Short task » Copy every line with the string "xlabel" in it.

Dataset items:
━━━━━━━━━━

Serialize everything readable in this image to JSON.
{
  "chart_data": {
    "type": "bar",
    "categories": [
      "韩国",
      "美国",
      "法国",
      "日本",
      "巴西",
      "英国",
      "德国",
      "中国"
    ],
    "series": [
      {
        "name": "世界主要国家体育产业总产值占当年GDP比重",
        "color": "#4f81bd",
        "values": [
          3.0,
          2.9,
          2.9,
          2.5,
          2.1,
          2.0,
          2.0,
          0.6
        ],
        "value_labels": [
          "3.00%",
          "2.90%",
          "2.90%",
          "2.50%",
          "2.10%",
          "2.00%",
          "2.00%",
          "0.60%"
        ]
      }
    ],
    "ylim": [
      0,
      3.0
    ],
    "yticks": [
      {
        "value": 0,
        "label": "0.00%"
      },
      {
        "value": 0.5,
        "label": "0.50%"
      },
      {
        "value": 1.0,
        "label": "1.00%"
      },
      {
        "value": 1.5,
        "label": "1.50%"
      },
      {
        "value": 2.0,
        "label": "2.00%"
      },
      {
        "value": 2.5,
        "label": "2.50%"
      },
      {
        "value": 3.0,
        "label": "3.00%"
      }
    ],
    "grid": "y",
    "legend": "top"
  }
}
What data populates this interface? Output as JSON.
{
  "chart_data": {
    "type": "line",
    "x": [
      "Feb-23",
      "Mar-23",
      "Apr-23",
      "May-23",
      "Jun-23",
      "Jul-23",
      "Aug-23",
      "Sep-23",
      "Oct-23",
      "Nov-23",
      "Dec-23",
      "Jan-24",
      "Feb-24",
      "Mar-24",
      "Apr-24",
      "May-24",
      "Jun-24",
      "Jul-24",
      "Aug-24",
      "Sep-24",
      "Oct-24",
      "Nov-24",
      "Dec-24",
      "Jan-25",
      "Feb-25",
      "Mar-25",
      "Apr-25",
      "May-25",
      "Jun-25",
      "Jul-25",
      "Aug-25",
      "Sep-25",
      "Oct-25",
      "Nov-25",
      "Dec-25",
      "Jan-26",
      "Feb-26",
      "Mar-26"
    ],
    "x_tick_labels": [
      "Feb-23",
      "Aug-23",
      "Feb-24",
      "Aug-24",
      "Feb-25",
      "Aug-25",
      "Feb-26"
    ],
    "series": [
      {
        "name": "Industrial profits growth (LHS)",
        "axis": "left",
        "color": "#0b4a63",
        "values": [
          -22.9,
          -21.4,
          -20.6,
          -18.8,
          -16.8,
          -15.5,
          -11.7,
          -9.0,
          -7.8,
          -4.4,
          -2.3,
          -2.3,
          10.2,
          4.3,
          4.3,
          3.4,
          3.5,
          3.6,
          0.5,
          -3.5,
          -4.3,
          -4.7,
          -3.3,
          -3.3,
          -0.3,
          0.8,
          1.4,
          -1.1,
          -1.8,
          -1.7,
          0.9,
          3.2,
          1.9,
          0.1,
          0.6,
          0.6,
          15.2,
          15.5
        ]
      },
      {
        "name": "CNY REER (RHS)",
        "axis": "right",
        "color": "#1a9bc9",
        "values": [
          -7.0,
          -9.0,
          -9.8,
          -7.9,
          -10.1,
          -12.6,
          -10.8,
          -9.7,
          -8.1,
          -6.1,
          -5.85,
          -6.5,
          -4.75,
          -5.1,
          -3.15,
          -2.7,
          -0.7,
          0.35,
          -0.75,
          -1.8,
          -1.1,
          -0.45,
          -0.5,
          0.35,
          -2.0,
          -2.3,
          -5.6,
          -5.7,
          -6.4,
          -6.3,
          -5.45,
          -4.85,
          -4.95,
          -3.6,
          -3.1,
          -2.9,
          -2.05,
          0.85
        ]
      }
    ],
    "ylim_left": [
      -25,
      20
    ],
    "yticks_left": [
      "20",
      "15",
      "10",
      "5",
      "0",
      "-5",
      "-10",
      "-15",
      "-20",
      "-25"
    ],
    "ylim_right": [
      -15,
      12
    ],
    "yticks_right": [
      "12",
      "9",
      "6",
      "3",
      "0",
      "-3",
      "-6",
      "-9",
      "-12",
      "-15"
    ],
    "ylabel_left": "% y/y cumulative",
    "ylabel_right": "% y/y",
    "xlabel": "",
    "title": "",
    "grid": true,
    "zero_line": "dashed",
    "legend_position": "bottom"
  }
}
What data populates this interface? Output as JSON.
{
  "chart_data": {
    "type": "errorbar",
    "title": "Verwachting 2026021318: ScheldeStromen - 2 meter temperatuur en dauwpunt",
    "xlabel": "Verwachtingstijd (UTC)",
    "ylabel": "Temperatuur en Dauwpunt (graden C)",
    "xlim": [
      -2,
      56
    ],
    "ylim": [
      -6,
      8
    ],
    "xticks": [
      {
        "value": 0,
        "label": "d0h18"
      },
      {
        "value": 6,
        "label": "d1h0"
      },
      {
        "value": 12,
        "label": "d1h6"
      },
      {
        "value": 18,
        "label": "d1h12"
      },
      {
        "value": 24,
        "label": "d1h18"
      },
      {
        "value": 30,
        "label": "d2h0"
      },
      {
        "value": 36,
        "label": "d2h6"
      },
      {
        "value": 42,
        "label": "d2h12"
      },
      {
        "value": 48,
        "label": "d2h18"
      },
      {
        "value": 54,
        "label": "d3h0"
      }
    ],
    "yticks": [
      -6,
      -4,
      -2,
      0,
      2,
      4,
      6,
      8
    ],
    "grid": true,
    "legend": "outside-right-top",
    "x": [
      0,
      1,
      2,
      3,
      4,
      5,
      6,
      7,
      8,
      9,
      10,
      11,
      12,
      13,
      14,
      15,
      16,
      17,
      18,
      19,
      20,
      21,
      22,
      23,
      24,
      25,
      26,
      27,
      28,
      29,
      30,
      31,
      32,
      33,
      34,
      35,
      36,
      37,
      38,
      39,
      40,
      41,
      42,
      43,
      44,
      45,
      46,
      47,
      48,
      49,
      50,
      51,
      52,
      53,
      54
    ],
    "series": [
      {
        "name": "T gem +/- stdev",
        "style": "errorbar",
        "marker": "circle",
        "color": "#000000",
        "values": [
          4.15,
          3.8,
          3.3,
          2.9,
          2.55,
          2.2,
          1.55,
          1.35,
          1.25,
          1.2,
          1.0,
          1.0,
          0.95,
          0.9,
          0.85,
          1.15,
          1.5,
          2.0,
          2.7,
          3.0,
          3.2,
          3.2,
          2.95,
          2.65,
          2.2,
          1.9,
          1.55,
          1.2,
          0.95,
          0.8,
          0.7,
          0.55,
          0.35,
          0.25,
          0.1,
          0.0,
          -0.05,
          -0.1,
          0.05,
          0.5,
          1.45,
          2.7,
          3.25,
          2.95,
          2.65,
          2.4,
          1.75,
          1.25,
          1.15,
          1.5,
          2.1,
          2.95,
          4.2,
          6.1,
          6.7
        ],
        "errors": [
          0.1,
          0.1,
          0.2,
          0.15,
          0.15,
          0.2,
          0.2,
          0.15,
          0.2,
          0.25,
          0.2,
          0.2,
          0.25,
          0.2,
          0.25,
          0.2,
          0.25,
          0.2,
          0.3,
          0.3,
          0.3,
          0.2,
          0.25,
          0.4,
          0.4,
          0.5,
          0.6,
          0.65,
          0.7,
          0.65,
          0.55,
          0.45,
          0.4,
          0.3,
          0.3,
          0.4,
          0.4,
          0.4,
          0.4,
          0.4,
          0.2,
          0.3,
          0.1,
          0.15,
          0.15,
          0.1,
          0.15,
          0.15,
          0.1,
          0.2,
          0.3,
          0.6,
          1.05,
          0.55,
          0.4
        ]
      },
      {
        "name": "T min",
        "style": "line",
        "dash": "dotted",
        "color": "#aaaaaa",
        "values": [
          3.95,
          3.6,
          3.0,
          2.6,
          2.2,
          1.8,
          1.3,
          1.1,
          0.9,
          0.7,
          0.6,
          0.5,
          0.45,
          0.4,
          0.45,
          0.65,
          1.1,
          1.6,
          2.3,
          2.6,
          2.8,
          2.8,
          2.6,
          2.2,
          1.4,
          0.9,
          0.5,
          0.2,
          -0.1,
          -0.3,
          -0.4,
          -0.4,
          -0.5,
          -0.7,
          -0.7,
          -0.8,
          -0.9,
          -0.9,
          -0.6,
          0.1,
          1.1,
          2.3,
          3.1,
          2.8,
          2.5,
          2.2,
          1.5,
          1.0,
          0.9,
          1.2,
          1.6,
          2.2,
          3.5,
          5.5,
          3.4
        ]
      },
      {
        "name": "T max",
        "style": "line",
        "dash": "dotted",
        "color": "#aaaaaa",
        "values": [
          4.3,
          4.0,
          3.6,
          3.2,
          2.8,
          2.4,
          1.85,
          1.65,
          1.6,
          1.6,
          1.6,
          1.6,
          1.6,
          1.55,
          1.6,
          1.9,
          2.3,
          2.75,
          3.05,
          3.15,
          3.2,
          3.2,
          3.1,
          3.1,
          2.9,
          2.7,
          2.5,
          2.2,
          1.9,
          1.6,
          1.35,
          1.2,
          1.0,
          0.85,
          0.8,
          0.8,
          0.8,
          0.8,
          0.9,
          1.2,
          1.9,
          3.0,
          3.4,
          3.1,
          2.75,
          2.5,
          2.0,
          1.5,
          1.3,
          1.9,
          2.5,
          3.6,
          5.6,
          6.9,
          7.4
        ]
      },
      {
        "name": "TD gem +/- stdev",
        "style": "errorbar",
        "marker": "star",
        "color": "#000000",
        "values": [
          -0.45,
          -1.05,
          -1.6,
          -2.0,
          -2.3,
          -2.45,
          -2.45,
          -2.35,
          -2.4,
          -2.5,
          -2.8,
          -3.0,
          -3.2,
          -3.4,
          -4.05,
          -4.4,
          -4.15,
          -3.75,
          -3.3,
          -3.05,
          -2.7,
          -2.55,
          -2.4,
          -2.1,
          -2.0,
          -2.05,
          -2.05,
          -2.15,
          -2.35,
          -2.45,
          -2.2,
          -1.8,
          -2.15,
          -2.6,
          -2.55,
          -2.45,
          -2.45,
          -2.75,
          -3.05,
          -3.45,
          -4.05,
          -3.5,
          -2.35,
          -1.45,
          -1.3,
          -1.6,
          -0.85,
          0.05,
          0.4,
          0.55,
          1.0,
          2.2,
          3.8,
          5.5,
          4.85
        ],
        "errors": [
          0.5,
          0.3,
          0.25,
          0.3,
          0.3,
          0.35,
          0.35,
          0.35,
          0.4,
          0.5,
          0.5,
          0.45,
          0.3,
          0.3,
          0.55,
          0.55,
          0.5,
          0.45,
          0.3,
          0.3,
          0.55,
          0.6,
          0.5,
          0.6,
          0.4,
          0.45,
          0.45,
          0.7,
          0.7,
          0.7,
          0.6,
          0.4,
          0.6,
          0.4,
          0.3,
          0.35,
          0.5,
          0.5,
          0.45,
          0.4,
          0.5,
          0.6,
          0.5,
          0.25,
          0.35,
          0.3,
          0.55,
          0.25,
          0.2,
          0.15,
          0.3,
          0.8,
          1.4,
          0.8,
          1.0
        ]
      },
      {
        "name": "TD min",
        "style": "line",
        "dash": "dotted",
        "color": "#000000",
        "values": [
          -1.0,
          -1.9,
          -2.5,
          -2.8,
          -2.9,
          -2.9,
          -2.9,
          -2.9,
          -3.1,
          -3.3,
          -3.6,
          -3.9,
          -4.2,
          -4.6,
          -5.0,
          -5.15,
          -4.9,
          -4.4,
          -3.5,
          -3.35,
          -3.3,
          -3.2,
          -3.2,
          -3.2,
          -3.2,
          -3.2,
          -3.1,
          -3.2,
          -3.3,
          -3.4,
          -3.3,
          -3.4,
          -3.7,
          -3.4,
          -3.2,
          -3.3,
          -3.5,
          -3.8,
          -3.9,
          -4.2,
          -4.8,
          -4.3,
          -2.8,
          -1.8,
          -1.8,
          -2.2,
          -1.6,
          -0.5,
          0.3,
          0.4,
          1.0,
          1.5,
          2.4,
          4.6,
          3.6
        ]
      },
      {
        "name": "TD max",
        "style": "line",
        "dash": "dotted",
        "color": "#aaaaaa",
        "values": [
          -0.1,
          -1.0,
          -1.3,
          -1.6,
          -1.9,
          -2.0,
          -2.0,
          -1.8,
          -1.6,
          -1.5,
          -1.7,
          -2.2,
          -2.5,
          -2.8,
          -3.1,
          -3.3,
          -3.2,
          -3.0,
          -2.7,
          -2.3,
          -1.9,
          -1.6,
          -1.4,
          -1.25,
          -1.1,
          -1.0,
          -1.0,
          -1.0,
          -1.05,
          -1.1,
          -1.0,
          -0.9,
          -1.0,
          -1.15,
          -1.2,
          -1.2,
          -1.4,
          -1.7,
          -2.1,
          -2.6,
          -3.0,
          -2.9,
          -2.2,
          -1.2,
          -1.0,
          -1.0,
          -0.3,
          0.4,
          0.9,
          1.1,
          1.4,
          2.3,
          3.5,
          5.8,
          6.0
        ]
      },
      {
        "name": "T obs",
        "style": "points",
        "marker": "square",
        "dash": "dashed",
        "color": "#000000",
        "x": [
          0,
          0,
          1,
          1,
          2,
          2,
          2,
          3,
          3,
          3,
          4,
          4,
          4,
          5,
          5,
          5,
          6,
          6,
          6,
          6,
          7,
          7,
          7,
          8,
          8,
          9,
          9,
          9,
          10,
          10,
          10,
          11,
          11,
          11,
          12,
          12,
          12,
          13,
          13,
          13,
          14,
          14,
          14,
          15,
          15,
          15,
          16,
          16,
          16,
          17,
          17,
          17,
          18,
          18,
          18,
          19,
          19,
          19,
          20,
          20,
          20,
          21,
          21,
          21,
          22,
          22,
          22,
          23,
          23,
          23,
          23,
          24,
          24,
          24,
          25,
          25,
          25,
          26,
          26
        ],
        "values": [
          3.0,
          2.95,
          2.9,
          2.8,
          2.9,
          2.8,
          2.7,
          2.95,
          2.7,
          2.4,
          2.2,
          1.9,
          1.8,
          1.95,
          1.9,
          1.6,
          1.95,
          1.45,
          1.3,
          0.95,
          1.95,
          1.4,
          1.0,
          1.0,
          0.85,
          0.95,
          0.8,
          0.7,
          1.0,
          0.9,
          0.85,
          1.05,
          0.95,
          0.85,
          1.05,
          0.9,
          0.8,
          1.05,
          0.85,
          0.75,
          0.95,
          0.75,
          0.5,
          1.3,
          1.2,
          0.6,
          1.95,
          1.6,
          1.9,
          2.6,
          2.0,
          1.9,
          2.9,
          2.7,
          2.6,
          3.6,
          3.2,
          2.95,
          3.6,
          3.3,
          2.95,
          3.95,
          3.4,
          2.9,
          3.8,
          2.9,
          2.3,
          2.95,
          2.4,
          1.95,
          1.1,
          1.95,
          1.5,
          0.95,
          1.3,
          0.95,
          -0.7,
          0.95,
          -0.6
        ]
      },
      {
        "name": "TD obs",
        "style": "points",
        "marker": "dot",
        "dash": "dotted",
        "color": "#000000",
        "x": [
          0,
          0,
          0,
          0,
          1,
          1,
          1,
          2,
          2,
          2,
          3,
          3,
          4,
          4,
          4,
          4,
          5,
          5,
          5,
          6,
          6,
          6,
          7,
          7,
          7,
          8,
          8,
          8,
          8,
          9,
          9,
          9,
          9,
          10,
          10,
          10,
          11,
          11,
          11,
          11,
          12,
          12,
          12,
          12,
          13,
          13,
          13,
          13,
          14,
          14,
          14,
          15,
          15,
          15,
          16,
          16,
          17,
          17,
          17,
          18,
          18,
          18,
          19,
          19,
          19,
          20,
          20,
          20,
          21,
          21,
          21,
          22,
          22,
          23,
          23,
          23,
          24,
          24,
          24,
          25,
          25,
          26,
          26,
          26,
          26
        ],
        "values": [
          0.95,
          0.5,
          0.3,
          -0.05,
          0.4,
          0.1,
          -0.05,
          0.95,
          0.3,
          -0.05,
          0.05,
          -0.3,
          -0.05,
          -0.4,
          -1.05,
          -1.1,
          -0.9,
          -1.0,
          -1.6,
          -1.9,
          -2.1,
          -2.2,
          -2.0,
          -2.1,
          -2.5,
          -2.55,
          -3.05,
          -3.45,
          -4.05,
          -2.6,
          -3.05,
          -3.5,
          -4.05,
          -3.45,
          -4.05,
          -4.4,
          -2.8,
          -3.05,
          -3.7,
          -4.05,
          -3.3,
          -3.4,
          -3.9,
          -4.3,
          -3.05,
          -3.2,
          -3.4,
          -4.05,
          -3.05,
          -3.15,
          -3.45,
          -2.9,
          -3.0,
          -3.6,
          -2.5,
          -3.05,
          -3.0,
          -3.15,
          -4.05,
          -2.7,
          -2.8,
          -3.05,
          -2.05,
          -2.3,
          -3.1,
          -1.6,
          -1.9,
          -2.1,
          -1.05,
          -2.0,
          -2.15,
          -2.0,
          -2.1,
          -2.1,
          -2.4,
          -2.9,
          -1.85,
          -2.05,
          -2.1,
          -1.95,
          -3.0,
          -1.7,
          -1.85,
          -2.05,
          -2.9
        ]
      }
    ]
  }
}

━━━━━━━━━━

Written answer »
    "xlabel": "",
    "xlabel": "Verwachtingstijd (UTC)",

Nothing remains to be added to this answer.